-------- Records to use --------
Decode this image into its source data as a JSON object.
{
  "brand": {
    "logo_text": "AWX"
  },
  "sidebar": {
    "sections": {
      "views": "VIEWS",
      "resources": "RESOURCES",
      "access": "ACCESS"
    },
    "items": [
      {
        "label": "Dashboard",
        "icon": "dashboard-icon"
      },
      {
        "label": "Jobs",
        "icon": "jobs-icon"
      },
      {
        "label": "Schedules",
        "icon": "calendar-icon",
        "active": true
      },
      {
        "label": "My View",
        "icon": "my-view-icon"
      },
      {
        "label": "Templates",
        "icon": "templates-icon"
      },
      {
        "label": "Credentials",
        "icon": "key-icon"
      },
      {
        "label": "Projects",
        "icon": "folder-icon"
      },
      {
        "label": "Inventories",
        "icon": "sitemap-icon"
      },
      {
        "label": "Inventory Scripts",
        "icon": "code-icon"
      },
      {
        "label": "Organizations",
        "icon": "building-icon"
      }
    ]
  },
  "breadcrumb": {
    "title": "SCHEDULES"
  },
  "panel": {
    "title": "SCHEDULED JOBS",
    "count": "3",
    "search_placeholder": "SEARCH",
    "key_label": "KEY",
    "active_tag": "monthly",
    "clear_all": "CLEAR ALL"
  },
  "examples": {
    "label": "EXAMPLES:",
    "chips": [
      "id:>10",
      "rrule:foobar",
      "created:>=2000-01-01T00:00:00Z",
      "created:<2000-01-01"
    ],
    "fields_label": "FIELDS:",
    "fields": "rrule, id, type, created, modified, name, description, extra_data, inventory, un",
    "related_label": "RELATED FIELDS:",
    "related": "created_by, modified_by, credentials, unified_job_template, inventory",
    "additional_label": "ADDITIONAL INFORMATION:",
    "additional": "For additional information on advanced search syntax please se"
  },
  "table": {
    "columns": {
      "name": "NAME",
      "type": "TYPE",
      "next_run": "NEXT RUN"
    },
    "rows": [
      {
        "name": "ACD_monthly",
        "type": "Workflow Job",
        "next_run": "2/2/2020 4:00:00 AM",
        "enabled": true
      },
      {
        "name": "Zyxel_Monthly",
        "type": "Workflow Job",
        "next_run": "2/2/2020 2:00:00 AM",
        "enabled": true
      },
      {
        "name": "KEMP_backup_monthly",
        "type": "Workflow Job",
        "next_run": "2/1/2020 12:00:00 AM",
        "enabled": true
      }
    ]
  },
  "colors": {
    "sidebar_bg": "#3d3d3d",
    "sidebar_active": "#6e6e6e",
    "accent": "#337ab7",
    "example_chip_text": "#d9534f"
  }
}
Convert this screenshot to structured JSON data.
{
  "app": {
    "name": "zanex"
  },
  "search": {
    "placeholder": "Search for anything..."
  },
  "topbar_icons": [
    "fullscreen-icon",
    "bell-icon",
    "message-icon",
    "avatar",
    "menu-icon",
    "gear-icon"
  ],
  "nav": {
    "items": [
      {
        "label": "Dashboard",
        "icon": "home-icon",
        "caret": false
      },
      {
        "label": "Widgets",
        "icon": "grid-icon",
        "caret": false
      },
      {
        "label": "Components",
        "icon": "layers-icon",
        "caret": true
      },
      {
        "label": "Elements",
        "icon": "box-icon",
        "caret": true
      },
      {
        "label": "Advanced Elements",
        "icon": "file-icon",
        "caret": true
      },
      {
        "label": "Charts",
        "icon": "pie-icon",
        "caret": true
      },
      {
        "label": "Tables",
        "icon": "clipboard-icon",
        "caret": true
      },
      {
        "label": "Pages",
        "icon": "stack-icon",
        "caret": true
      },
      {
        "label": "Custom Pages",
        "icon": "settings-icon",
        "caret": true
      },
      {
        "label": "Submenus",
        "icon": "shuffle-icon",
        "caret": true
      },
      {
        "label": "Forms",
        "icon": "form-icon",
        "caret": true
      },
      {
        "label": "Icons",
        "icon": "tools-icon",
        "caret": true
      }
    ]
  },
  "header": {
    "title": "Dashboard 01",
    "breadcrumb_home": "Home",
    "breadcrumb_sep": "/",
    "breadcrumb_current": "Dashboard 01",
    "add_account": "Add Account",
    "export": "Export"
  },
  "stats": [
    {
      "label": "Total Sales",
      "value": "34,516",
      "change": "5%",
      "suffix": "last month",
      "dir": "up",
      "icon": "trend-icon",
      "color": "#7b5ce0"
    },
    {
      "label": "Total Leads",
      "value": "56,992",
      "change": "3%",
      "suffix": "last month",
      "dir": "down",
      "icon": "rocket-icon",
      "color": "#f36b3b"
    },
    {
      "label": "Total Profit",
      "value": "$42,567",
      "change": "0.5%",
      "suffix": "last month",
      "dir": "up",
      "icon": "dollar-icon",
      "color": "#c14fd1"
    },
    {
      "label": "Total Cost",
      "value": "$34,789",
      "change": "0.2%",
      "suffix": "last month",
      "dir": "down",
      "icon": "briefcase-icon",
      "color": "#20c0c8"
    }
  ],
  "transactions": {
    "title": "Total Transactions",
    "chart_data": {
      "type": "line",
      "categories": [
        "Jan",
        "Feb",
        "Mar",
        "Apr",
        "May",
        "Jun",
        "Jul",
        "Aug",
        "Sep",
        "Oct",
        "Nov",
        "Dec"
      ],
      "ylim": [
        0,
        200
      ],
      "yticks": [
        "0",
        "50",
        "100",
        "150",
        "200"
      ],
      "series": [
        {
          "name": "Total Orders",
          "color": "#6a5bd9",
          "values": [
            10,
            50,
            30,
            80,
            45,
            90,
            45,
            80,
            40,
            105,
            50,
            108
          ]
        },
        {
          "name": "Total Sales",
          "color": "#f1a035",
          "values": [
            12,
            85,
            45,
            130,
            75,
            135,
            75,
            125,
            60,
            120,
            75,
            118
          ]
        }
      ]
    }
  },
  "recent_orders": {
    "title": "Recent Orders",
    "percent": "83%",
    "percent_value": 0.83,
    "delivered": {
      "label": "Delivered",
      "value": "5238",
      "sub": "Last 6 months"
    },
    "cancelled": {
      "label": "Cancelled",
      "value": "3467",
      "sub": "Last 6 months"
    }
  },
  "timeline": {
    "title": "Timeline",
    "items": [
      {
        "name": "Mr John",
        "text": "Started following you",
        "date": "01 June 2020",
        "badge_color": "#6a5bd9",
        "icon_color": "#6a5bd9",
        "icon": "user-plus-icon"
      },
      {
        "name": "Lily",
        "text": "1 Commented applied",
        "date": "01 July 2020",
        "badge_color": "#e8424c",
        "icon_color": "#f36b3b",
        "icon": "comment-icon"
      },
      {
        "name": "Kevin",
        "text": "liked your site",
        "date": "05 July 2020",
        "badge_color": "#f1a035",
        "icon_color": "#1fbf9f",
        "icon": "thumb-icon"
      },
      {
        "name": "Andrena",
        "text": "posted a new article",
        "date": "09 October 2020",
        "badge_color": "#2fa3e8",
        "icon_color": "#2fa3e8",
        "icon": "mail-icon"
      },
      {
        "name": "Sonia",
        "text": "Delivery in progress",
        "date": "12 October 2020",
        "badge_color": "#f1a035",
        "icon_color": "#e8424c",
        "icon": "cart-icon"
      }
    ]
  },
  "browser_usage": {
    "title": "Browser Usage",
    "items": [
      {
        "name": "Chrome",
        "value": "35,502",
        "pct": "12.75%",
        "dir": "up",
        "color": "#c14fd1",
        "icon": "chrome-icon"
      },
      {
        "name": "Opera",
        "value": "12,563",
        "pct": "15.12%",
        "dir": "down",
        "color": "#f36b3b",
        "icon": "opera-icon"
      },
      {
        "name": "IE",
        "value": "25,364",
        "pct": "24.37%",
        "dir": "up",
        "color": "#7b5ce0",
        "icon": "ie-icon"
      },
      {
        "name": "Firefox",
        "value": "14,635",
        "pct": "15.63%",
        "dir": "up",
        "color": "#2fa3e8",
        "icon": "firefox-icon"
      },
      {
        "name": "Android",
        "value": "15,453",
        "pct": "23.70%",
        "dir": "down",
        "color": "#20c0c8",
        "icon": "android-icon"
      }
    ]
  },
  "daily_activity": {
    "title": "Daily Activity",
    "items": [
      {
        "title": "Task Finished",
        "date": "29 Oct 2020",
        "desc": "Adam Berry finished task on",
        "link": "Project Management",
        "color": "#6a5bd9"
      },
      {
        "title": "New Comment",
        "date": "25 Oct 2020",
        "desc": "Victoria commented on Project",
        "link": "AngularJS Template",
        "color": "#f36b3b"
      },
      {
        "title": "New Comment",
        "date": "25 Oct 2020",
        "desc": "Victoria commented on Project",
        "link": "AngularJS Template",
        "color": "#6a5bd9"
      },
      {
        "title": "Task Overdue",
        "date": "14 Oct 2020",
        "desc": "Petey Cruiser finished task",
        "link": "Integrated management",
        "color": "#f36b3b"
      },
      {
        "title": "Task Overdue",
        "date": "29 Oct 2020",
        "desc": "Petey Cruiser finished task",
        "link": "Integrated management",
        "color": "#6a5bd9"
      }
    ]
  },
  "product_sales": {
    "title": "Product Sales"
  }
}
--------
→ **What you need to do**
Gather every line from the entries above where the word "Elements" appears, and copy them.

→ **Task response**
        "label": "Elements",
        "label": "Advanced Elements",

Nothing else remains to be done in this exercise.